> **Supplied records**:
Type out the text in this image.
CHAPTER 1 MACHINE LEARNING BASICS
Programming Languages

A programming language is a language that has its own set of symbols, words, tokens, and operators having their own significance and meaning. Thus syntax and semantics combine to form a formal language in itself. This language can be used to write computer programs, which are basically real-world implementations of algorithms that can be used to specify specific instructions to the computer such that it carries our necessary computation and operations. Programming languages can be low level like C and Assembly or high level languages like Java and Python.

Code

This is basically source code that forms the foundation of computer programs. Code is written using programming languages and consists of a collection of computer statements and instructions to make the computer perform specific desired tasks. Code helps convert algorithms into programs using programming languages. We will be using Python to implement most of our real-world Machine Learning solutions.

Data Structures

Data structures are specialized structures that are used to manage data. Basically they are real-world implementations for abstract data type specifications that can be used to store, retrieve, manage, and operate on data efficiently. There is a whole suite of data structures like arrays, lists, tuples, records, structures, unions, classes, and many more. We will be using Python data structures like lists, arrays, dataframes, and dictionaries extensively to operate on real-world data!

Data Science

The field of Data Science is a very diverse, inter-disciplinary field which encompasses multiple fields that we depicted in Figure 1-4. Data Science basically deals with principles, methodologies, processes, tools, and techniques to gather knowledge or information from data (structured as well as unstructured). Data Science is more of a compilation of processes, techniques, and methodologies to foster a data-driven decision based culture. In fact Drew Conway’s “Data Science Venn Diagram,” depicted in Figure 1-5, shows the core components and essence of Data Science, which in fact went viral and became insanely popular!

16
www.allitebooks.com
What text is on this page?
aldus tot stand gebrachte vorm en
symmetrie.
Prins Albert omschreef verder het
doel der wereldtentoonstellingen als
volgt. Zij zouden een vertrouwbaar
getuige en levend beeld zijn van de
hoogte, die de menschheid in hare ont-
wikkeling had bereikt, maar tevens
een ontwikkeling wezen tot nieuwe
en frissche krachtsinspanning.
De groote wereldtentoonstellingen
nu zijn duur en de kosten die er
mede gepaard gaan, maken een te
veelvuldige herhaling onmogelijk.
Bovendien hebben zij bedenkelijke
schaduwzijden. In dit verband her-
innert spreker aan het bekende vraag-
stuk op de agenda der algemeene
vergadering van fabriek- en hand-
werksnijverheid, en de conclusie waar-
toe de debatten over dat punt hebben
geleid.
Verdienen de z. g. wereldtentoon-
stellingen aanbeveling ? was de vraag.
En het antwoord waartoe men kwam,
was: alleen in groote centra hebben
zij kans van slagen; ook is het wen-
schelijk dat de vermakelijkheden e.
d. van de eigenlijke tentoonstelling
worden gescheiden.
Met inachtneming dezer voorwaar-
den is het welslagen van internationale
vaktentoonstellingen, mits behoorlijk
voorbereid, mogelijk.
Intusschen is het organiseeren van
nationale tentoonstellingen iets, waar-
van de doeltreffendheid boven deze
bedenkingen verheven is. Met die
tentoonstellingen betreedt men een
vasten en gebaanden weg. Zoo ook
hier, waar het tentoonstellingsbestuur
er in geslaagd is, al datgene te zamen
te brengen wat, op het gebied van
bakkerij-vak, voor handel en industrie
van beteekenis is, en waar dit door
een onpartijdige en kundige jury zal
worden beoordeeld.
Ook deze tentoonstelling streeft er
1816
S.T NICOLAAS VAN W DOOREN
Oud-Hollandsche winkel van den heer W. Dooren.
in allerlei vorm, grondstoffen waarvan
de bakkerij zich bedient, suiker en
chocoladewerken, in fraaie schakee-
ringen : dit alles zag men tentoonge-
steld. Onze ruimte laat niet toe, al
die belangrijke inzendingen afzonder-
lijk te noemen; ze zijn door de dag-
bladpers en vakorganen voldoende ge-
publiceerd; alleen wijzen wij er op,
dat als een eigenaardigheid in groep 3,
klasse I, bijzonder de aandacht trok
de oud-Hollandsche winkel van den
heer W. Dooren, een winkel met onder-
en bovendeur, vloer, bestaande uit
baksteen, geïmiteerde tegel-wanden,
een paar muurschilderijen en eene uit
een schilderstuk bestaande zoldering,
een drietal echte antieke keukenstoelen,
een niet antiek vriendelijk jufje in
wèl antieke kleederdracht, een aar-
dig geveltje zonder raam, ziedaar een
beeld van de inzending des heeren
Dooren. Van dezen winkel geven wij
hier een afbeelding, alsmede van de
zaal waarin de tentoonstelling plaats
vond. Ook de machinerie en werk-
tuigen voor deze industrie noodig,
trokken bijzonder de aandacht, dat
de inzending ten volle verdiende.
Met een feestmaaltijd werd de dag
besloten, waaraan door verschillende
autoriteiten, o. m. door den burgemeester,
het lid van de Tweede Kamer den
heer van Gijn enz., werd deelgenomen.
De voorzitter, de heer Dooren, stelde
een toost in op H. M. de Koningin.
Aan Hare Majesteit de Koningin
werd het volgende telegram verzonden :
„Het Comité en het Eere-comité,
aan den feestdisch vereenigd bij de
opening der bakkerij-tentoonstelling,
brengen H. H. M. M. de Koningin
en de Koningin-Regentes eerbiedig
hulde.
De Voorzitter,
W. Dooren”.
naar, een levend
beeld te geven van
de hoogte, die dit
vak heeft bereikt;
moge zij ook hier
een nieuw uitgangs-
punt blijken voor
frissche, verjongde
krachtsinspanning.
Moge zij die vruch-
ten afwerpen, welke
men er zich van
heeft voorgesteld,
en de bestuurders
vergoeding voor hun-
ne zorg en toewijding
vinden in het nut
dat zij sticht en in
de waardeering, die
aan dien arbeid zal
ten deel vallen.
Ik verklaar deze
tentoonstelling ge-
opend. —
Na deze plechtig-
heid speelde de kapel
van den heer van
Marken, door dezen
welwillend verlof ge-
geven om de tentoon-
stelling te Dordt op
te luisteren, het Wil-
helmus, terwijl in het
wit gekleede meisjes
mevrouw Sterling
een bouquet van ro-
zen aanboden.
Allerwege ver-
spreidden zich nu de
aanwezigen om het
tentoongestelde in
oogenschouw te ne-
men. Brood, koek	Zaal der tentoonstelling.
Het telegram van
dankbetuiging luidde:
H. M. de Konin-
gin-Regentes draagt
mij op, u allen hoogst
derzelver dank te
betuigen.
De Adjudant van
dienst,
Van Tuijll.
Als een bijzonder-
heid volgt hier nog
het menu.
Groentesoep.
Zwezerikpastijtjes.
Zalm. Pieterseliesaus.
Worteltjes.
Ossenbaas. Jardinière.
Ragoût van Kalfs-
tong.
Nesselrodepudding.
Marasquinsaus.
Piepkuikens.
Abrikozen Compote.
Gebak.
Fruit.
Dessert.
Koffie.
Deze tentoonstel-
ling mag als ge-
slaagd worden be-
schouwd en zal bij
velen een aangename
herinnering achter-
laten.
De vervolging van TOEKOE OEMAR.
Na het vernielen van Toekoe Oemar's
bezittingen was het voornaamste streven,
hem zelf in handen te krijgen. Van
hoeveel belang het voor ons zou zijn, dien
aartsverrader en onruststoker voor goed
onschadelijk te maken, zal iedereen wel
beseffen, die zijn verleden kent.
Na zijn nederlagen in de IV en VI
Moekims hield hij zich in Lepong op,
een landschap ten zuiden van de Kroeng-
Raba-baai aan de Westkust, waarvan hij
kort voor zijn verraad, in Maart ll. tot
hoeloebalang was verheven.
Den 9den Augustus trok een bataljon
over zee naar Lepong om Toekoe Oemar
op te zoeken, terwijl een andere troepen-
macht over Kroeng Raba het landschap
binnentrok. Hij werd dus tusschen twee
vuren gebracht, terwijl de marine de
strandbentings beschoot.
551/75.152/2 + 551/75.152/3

> **Problem statement**: Find and copy each line of the data where "volgt" is present.

> **Result**:
volgt. Zij zouden een vertrouwbaar
heid volgt hier nog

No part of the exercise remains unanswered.